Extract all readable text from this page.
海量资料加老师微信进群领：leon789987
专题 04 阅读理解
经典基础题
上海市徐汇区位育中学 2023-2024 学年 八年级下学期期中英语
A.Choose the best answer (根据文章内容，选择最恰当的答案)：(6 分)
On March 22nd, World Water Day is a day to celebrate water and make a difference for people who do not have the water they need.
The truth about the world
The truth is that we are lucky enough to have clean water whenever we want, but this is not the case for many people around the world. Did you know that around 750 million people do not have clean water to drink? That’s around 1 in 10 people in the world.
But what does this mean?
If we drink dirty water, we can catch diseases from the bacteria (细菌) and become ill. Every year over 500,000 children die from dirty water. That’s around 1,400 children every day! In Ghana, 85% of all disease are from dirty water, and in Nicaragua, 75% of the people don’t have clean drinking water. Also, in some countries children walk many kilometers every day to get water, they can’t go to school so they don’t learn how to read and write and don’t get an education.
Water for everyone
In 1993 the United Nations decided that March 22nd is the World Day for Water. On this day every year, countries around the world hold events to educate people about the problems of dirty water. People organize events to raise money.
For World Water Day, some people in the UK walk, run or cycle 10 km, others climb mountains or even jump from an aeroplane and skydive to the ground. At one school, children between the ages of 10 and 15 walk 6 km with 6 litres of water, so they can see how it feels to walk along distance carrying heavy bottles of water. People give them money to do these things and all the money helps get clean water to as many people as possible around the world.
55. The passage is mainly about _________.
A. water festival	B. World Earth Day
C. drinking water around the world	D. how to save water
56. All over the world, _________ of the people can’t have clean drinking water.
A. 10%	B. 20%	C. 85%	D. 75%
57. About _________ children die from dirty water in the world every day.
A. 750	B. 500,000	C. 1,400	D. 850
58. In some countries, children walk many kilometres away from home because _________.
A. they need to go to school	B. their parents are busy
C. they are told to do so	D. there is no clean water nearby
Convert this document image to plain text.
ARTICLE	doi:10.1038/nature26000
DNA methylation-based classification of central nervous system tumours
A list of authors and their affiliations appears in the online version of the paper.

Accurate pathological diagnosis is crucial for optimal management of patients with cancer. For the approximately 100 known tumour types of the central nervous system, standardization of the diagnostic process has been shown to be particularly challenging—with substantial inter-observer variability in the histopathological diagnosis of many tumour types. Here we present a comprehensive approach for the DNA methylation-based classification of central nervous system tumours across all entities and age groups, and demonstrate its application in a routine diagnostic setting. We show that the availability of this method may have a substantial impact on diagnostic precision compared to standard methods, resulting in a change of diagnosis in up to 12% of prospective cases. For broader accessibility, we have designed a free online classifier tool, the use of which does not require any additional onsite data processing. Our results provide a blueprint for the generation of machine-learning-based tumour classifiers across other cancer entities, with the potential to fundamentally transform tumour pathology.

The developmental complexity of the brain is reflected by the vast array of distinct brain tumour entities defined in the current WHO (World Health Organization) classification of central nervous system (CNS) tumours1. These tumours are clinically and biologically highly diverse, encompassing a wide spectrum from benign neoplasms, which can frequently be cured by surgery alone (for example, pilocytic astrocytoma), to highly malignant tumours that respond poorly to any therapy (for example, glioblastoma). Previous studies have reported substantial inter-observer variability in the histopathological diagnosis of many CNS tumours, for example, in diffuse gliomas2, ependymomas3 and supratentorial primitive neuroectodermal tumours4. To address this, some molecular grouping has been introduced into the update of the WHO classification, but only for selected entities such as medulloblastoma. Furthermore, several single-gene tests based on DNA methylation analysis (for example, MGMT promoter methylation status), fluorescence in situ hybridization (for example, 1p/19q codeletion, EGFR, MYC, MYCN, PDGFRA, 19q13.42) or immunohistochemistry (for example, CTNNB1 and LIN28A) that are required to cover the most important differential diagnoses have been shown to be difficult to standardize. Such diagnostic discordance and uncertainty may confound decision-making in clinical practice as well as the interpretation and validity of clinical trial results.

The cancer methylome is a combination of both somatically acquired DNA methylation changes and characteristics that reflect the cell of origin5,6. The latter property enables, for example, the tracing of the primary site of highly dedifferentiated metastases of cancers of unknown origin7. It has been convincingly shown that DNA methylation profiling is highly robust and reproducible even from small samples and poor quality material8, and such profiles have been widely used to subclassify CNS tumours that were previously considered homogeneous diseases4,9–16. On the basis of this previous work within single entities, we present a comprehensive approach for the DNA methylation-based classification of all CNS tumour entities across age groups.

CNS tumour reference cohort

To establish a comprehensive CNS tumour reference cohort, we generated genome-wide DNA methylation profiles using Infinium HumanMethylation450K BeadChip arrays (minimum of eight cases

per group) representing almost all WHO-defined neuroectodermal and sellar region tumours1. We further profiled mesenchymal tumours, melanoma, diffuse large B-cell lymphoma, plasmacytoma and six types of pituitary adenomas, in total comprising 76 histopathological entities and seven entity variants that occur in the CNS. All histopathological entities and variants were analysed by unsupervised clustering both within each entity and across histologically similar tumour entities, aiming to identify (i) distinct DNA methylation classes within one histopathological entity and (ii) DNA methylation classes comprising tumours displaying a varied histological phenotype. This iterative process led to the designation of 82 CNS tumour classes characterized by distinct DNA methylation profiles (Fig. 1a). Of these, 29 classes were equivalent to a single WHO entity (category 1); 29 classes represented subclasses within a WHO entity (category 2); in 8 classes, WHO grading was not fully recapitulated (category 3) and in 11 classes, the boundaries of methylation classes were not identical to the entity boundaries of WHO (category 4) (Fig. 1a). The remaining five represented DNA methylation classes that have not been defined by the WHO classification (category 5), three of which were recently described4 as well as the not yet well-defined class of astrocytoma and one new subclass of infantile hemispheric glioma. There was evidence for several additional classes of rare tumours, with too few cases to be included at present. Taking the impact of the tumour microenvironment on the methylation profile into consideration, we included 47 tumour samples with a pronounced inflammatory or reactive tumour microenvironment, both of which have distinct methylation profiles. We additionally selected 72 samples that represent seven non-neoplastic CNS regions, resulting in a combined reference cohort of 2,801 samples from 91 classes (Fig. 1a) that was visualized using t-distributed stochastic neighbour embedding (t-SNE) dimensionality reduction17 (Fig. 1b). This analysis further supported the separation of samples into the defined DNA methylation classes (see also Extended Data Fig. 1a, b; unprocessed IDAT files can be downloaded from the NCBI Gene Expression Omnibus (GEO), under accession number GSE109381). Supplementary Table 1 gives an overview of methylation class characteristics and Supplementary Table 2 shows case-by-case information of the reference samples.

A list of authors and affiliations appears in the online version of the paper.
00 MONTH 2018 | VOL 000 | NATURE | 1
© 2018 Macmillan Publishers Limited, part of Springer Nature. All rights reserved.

_Task statement:_
Find the word "text" in the material, then list each line that holds it.

_Output below:_
Extract all readable text from this page.
Convert this document image to plain text.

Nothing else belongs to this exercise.